AIM OF THE TASK
Below are the records; copy each line in them that holds the word "rise".

SUPPLIED INFORMATION
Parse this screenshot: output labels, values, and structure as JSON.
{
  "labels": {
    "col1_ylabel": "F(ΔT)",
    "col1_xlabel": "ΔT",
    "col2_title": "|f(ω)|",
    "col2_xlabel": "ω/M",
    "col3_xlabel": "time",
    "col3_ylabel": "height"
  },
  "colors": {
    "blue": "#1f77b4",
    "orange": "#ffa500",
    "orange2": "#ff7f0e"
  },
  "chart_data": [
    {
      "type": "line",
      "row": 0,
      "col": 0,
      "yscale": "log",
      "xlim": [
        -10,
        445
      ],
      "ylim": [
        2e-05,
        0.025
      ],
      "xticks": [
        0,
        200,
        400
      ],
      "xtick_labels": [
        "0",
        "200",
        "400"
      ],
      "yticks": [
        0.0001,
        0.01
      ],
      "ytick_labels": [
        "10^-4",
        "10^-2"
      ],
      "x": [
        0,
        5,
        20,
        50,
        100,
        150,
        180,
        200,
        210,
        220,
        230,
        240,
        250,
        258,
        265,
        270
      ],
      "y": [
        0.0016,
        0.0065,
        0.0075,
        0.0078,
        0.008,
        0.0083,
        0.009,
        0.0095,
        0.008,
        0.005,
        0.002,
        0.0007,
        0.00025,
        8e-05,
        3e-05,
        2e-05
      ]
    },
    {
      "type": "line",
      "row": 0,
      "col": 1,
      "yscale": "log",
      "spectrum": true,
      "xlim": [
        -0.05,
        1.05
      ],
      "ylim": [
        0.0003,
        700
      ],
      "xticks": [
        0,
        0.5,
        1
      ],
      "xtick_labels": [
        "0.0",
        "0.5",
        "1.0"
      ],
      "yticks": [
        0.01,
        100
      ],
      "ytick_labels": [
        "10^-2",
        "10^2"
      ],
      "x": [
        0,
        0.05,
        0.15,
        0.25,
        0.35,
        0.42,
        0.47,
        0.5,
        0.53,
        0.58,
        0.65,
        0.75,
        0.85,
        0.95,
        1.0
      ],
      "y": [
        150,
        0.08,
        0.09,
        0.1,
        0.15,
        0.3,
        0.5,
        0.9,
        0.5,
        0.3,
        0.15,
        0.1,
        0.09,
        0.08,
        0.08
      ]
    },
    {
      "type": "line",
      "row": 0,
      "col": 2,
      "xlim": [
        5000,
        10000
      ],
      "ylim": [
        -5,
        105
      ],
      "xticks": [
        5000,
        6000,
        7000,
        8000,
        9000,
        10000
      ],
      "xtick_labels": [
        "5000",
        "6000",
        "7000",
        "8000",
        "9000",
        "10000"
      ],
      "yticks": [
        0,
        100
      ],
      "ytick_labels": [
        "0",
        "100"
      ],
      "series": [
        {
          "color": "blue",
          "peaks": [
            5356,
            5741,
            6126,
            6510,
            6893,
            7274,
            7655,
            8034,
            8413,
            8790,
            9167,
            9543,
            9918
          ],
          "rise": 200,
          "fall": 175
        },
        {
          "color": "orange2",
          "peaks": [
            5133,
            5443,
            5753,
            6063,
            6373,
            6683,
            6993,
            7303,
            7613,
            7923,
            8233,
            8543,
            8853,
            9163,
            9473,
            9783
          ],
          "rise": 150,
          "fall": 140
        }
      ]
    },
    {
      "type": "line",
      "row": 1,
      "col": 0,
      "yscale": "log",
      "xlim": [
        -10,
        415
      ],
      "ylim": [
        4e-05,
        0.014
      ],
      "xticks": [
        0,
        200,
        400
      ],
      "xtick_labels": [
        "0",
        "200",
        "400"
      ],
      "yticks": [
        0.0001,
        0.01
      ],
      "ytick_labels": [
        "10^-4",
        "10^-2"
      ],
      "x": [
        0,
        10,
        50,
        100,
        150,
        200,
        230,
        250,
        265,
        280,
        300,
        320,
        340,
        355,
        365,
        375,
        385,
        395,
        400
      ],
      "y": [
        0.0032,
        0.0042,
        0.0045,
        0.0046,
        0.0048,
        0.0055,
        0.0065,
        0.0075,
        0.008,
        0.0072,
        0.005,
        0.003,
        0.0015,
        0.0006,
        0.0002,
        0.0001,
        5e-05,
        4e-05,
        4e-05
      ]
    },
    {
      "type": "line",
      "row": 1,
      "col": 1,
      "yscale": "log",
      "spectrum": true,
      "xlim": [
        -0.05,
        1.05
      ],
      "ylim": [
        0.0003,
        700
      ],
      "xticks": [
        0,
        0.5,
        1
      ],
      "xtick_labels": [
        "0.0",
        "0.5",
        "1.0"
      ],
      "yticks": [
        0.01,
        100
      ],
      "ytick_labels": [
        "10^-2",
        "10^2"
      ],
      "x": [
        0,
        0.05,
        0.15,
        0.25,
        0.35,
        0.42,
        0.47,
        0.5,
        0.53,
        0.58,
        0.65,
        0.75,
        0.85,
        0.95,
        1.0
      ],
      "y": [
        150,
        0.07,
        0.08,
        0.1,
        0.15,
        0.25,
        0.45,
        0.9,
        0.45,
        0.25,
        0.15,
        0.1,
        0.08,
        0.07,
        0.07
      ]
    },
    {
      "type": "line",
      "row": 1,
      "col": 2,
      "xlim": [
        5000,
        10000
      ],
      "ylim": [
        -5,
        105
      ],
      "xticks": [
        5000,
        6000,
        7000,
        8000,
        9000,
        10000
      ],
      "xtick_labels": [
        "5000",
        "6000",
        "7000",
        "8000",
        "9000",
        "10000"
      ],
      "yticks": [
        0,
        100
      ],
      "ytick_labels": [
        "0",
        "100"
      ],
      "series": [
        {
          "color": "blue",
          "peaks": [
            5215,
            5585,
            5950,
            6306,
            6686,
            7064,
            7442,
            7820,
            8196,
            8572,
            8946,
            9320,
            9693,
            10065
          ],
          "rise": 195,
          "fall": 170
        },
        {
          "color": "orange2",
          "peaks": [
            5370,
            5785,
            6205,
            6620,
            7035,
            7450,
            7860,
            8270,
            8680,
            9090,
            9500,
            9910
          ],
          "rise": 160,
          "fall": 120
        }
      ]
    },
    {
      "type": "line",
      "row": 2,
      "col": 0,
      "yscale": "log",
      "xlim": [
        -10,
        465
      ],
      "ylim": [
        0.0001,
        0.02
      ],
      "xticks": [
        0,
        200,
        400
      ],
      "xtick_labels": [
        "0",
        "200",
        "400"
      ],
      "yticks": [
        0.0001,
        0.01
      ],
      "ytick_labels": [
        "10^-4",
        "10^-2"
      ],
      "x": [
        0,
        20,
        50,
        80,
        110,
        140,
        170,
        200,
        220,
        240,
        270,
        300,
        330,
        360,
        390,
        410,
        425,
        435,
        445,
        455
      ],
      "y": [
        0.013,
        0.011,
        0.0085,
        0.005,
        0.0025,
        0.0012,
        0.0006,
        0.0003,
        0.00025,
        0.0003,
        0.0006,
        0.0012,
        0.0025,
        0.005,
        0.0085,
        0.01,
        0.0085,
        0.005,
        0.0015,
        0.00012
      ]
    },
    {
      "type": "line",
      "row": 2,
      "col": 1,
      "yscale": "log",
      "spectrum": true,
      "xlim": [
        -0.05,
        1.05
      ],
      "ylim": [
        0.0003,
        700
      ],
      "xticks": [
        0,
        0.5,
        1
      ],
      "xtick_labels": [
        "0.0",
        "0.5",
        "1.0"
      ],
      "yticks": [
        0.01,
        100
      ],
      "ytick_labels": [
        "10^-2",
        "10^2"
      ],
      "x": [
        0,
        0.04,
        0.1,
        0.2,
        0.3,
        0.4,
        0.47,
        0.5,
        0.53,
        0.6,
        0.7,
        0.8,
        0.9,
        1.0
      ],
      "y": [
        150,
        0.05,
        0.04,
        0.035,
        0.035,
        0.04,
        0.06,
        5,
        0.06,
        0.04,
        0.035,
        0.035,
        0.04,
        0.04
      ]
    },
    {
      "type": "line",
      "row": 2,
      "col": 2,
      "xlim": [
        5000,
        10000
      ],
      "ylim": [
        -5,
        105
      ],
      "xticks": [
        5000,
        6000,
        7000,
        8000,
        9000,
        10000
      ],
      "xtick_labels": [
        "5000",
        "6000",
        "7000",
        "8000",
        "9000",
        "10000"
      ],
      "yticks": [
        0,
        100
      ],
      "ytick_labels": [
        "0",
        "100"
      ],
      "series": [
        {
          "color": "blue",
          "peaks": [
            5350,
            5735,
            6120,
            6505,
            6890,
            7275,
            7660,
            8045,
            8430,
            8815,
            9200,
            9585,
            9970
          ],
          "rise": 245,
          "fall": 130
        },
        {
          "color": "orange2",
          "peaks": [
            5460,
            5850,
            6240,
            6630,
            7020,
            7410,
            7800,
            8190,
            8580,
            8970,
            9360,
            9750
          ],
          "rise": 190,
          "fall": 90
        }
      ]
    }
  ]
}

ANSWER TO THIS TASK
          "rise": 200,
          "rise": 150,
          "rise": 195,
          "rise": 160,
          "rise": 245,
          "rise": 190,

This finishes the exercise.